Task prompt:
Each record is to be transcribed exactly.

Input records:
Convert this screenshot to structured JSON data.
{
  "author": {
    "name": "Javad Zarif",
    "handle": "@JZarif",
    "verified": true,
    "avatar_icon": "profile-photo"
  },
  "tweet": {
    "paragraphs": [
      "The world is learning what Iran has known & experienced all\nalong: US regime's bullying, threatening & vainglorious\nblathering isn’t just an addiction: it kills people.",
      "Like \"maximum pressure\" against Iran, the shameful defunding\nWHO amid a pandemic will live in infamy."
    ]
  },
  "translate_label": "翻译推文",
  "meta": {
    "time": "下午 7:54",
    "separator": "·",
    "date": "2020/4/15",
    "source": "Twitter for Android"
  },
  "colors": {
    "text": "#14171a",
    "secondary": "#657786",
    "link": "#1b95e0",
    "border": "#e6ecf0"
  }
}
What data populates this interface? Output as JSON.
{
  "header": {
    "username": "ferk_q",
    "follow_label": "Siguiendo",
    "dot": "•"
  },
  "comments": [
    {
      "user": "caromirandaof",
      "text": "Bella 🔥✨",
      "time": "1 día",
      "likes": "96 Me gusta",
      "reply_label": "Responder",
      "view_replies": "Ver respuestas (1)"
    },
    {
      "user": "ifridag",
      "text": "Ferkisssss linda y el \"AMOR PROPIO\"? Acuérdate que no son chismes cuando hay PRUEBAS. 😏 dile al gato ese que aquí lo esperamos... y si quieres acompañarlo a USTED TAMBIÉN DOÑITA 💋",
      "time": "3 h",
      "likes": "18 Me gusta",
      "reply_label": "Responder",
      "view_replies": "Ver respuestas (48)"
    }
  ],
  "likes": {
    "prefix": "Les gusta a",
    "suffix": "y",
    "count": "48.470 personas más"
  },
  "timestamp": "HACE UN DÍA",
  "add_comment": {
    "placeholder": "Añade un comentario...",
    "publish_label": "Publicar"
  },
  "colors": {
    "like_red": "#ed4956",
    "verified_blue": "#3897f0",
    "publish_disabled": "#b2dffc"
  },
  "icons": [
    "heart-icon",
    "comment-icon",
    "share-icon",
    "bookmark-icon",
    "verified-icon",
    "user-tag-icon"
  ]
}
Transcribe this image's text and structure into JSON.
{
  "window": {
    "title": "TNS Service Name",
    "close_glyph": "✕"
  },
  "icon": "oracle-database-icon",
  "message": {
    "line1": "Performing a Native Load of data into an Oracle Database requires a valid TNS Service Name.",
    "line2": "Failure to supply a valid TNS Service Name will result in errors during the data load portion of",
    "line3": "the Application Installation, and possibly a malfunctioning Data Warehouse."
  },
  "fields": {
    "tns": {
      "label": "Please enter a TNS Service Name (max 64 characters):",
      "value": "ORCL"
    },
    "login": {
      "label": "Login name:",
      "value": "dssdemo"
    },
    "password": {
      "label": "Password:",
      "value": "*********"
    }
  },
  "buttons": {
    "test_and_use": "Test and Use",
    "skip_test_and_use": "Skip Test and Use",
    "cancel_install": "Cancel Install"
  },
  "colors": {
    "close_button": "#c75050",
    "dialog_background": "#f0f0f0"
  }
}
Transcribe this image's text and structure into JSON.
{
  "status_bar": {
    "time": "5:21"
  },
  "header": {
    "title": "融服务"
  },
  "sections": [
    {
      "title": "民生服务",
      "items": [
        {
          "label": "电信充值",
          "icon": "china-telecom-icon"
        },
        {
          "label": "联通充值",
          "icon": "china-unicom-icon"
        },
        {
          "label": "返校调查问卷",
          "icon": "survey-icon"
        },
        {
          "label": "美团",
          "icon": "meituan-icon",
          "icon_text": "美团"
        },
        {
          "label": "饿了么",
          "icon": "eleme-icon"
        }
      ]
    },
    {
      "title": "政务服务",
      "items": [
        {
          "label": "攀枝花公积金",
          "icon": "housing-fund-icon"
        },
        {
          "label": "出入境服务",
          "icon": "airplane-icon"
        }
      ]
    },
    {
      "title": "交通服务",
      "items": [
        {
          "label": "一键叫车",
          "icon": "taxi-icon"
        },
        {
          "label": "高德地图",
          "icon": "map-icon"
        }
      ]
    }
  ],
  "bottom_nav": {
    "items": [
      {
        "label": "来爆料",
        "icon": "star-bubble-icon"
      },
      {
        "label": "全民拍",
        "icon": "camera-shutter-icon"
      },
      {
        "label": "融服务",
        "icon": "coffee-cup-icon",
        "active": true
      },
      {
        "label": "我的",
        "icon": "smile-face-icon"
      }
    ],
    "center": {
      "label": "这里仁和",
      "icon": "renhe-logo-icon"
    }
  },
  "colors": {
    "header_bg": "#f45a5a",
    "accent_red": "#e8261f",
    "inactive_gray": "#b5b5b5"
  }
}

Full response:
Convert this screenshot to structured JSON data.
{
  "author": {
    "name": "Javad Zarif",
    "handle": "@JZarif",
    "verified": true,
    "avatar_icon": "profile-photo"
  },
  "tweet": {
    "paragraphs": [
      "The world is learning what Iran has known & experienced all\nalong: US regime's bullying, threatening & vainglorious\nblathering isn’t just an addiction: it kills people.",
      "Like \"maximum pressure\" against Iran, the shameful defunding\nWHO amid a pandemic will live in infamy."
    ]
  },
  "translate_label": "翻译推文",
  "meta": {
    "time": "下午 7:54",
    "separator": "·",
    "date": "2020/4/15",
    "source": "Twitter for Android"
  },
  "colors": {
    "text": "#14171a",
    "secondary": "#657786",
    "link": "#1b95e0",
    "border": "#e6ecf0"
  }
}
What data populates this interface? Output as JSON.
{
  "header": {
    "username": "ferk_q",
    "follow_label": "Siguiendo",
    "dot": "•"
  },
  "comments": [
    {
      "user": "caromirandaof",
      "text": "Bella 🔥✨",
      "time": "1 día",
      "likes": "96 Me gusta",
      "reply_label": "Responder",
      "view_replies": "Ver respuestas (1)"
    },
    {
      "user": "ifridag",
      "text": "Ferkisssss linda y el \"AMOR PROPIO\"? Acuérdate que no son chismes cuando hay PRUEBAS. 😏 dile al gato ese que aquí lo esperamos... y si quieres acompañarlo a USTED TAMBIÉN DOÑITA 💋",
      "time": "3 h",
      "likes": "18 Me gusta",
      "reply_label": "Responder",
      "view_replies": "Ver respuestas (48)"
    }
  ],
  "likes": {
    "prefix": "Les gusta a",
    "suffix": "y",
    "count": "48.470 personas más"
  },
  "timestamp": "HACE UN DÍA",
  "add_comment": {
    "placeholder": "Añade un comentario...",
    "publish_label": "Publicar"
  },
  "colors": {
    "like_red": "#ed4956",
    "verified_blue": "#3897f0",
    "publish_disabled": "#b2dffc"
  },
  "icons": [
    "heart-icon",
    "comment-icon",
    "share-icon",
    "bookmark-icon",
    "verified-icon",
    "user-tag-icon"
  ]
}
Transcribe this image's text and structure into JSON.
{
  "window": {
    "title": "TNS Service Name",
    "close_glyph": "✕"
  },
  "icon": "oracle-database-icon",
  "message": {
    "line1": "Performing a Native Load of data into an Oracle Database requires a valid TNS Service Name.",
    "line2": "Failure to supply a valid TNS Service Name will result in errors during the data load portion of",
    "line3": "the Application Installation, and possibly a malfunctioning Data Warehouse."
  },
  "fields": {
    "tns": {
      "label": "Please enter a TNS Service Name (max 64 characters):",
      "value": "ORCL"
    },
    "login": {
      "label": "Login name:",
      "value": "dssdemo"
    },
    "password": {
      "label": "Password:",
      "value": "*********"
    }
  },
  "buttons": {
    "test_and_use": "Test and Use",
    "skip_test_and_use": "Skip Test and Use",
    "cancel_install": "Cancel Install"
  },
  "colors": {
    "close_button": "#c75050",
    "dialog_background": "#f0f0f0"
  }
}
Transcribe this image's text and structure into JSON.
{
  "status_bar": {
    "time": "5:21"
  },
  "header": {
    "title": "融服务"
  },
  "sections": [
    {
      "title": "民生服务",
      "items": [
        {
          "label": "电信充值",
          "icon": "china-telecom-icon"
        },
        {
          "label": "联通充值",
          "icon": "china-unicom-icon"
        },
        {
          "label": "返校调查问卷",
          "icon": "survey-icon"
        },
        {
          "label": "美团",
          "icon": "meituan-icon",
          "icon_text": "美团"
        },
        {
          "label": "饿了么",
          "icon": "eleme-icon"
        }
      ]
    },
    {
      "title": "政务服务",
      "items": [
        {
          "label": "攀枝花公积金",
          "icon": "housing-fund-icon"
        },
        {
          "label": "出入境服务",
          "icon": "airplane-icon"
        }
      ]
    },
    {
      "title": "交通服务",
      "items": [
        {
          "label": "一键叫车",
          "icon": "taxi-icon"
        },
        {
          "label": "高德地图",
          "icon": "map-icon"
        }
      ]
    }
  ],
  "bottom_nav": {
    "items": [
      {
        "label": "来爆料",
        "icon": "star-bubble-icon"
      },
      {
        "label": "全民拍",
        "icon": "camera-shutter-icon"
      },
      {
        "label": "融服务",
        "icon": "coffee-cup-icon",
        "active": true
      },
      {
        "label": "我的",
        "icon": "smile-face-icon"
      }
    ],
    "center": {
      "label": "这里仁和",
      "icon": "renhe-logo-icon"
    }
  },
  "colors": {
    "header_bg": "#f45a5a",
    "accent_red": "#e8261f",
    "inactive_gray": "#b5b5b5"
  }
}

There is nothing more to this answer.